Your task: Output the records exactly. Include every line.

....

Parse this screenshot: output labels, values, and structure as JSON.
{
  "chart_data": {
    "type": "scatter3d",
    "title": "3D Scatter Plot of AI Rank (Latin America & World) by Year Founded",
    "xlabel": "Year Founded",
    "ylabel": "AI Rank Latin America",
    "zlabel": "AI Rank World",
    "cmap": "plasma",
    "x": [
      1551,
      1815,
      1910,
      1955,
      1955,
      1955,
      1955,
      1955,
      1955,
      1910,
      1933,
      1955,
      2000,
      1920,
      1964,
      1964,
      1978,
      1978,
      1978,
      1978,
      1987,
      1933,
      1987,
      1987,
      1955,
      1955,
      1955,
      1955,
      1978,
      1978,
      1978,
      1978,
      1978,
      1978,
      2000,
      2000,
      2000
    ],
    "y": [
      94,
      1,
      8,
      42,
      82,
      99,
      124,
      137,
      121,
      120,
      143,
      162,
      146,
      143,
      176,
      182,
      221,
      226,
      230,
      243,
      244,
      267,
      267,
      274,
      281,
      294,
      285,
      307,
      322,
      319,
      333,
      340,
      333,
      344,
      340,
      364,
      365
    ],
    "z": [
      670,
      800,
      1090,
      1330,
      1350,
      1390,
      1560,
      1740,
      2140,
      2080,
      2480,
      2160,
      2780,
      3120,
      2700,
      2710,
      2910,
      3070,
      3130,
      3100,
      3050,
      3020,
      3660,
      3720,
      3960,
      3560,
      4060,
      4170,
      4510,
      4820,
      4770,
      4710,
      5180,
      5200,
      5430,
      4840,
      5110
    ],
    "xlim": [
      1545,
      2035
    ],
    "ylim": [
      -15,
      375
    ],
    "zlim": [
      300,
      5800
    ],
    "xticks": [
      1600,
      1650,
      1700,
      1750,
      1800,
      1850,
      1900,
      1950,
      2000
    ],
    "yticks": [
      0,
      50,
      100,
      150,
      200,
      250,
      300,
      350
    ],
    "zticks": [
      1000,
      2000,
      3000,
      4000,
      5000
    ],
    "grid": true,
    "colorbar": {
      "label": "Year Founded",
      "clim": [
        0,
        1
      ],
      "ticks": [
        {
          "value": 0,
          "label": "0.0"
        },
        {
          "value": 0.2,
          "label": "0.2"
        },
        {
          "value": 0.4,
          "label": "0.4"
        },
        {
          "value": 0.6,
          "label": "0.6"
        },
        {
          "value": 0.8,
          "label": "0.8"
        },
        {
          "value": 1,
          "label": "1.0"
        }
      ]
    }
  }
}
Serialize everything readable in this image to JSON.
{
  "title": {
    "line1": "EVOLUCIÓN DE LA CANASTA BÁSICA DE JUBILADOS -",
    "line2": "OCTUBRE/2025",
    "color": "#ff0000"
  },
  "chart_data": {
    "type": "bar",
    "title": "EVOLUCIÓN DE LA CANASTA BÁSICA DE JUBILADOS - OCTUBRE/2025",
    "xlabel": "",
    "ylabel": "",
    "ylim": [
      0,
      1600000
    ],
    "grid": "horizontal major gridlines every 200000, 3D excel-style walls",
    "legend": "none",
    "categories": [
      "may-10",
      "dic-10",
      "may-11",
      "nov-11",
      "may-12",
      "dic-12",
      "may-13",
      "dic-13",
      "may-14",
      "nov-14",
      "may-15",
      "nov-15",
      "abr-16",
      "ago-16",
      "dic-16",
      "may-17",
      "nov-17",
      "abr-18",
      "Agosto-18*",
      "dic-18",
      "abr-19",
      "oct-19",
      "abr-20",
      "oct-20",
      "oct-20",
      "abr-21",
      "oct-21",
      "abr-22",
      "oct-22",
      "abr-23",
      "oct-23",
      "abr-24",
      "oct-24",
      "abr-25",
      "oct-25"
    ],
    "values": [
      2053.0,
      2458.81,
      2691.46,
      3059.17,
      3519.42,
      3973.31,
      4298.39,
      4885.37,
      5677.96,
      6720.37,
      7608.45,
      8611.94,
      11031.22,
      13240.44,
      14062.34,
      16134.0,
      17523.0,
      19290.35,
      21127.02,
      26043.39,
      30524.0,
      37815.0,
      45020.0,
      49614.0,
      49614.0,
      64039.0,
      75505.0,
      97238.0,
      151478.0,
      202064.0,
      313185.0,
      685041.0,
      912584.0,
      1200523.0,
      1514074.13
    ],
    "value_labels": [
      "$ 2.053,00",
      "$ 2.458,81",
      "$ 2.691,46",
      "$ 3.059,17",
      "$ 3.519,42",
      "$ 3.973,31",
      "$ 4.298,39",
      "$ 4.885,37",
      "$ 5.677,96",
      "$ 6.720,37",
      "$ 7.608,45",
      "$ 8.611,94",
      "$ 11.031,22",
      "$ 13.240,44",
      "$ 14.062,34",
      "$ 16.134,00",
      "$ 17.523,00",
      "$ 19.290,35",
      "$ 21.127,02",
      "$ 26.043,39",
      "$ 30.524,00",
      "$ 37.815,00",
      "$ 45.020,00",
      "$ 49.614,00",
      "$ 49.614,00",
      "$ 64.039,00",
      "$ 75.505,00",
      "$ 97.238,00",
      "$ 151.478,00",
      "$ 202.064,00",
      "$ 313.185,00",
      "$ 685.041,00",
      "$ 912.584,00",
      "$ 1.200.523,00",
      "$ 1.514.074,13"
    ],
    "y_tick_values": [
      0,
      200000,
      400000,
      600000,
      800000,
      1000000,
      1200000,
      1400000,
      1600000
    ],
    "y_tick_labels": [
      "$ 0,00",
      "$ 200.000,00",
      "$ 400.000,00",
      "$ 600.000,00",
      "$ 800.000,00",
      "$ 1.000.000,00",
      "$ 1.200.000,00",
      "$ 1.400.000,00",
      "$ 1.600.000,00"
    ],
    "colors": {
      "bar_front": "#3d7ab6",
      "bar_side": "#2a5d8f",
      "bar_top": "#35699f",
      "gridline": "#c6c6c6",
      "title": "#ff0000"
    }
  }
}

....

Solved problem:
Parse this screenshot: output labels, values, and structure as JSON.
{
  "chart_data": {
    "type": "scatter3d",
    "title": "3D Scatter Plot of AI Rank (Latin America & World) by Year Founded",
    "xlabel": "Year Founded",
    "ylabel": "AI Rank Latin America",
    "zlabel": "AI Rank World",
    "cmap": "plasma",
    "x": [
      1551,
      1815,
      1910,
      1955,
      1955,
      1955,
      1955,
      1955,
      1955,
      1910,
      1933,
      1955,
      2000,
      1920,
      1964,
      1964,
      1978,
      1978,
      1978,
      1978,
      1987,
      1933,
      1987,
      1987,
      1955,
      1955,
      1955,
      1955,
      1978,
      1978,
      1978,
      1978,
      1978,
      1978,
      2000,
      2000,
      2000
    ],
    "y": [
      94,
      1,
      8,
      42,
      82,
      99,
      124,
      137,
      121,
      120,
      143,
      162,
      146,
      143,
      176,
      182,
      221,
      226,
      230,
      243,
      244,
      267,
      267,
      274,
      281,
      294,
      285,
      307,
      322,
      319,
      333,
      340,
      333,
      344,
      340,
      364,
      365
    ],
    "z": [
      670,
      800,
      1090,
      1330,
      1350,
      1390,
      1560,
      1740,
      2140,
      2080,
      2480,
      2160,
      2780,
      3120,
      2700,
      2710,
      2910,
      3070,
      3130,
      3100,
      3050,
      3020,
      3660,
      3720,
      3960,
      3560,
      4060,
      4170,
      4510,
      4820,
      4770,
      4710,
      5180,
      5200,
      5430,
      4840,
      5110
    ],
    "xlim": [
      1545,
      2035
    ],
    "ylim": [
      -15,
      375
    ],
    "zlim": [
      300,
      5800
    ],
    "xticks": [
      1600,
      1650,
      1700,
      1750,
      1800,
      1850,
      1900,
      1950,
      2000
    ],
    "yticks": [
      0,
      50,
      100,
      150,
      200,
      250,
      300,
      350
    ],
    "zticks": [
      1000,
      2000,
      3000,
      4000,
      5000
    ],
    "grid": true,
    "colorbar": {
      "label": "Year Founded",
      "clim": [
        0,
        1
      ],
      "ticks": [
        {
          "value": 0,
          "label": "0.0"
        },
        {
          "value": 0.2,
          "label": "0.2"
        },
        {
          "value": 0.4,
          "label": "0.4"
        },
        {
          "value": 0.6,
          "label": "0.6"
        },
        {
          "value": 0.8,
          "label": "0.8"
        },
        {
          "value": 1,
          "label": "1.0"
        }
      ]
    }
  }
}
Serialize everything readable in this image to JSON.
{
  "title": {
    "line1": "EVOLUCIÓN DE LA CANASTA BÁSICA DE JUBILADOS -",
    "line2": "OCTUBRE/2025",
    "color": "#ff0000"
  },
  "chart_data": {
    "type": "bar",
    "title": "EVOLUCIÓN DE LA CANASTA BÁSICA DE JUBILADOS - OCTUBRE/2025",
    "xlabel": "",
    "ylabel": "",
    "ylim": [
      0,
      1600000
    ],
    "grid": "horizontal major gridlines every 200000, 3D excel-style walls",
    "legend": "none",
    "categories": [
      "may-10",
      "dic-10",
      "may-11",
      "nov-11",
      "may-12",
      "dic-12",
      "may-13",
      "dic-13",
      "may-14",
      "nov-14",
      "may-15",
      "nov-15",
      "abr-16",
      "ago-16",
      "dic-16",
      "may-17",
      "nov-17",
      "abr-18",
      "Agosto-18*",
      "dic-18",
      "abr-19",
      "oct-19",
      "abr-20",
      "oct-20",
      "oct-20",
      "abr-21",
      "oct-21",
      "abr-22",
      "oct-22",
      "abr-23",
      "oct-23",
      "abr-24",
      "oct-24",
      "abr-25",
      "oct-25"
    ],
    "values": [
      2053.0,
      2458.81,
      2691.46,
      3059.17,
      3519.42,
      3973.31,
      4298.39,
      4885.37,
      5677.96,
      6720.37,
      7608.45,
      8611.94,
      11031.22,
      13240.44,
      14062.34,
      16134.0,
      17523.0,
      19290.35,
      21127.02,
      26043.39,
      30524.0,
      37815.0,
      45020.0,
      49614.0,
      49614.0,
      64039.0,
      75505.0,
      97238.0,
      151478.0,
      202064.0,
      313185.0,
      685041.0,
      912584.0,
      1200523.0,
      1514074.13
    ],
    "value_labels": [
      "$ 2.053,00",
      "$ 2.458,81",
      "$ 2.691,46",
      "$ 3.059,17",
      "$ 3.519,42",
      "$ 3.973,31",
      "$ 4.298,39",
      "$ 4.885,37",
      "$ 5.677,96",
      "$ 6.720,37",
      "$ 7.608,45",
      "$ 8.611,94",
      "$ 11.031,22",
      "$ 13.240,44",
      "$ 14.062,34",
      "$ 16.134,00",
      "$ 17.523,00",
      "$ 19.290,35",
      "$ 21.127,02",
      "$ 26.043,39",
      "$ 30.524,00",
      "$ 37.815,00",
      "$ 45.020,00",
      "$ 49.614,00",
      "$ 49.614,00",
      "$ 64.039,00",
      "$ 75.505,00",
      "$ 97.238,00",
      "$ 151.478,00",
      "$ 202.064,00",
      "$ 313.185,00",
      "$ 685.041,00",
      "$ 912.584,00",
      "$ 1.200.523,00",
      "$ 1.514.074,13"
    ],
    "y_tick_values": [
      0,
      200000,
      400000,
      600000,
      800000,
      1000000,
      1200000,
      1400000,
      1600000
    ],
    "y_tick_labels": [
      "$ 0,00",
      "$ 200.000,00",
      "$ 400.000,00",
      "$ 600.000,00",
      "$ 800.000,00",
      "$ 1.000.000,00",
      "$ 1.200.000,00",
      "$ 1.400.000,00",
      "$ 1.600.000,00"
    ],
    "colors": {
      "bar_front": "#3d7ab6",
      "bar_side": "#2a5d8f",
      "bar_top": "#35699f",
      "gridline": "#c6c6c6",
      "title": "#ff0000"
    }
  }
}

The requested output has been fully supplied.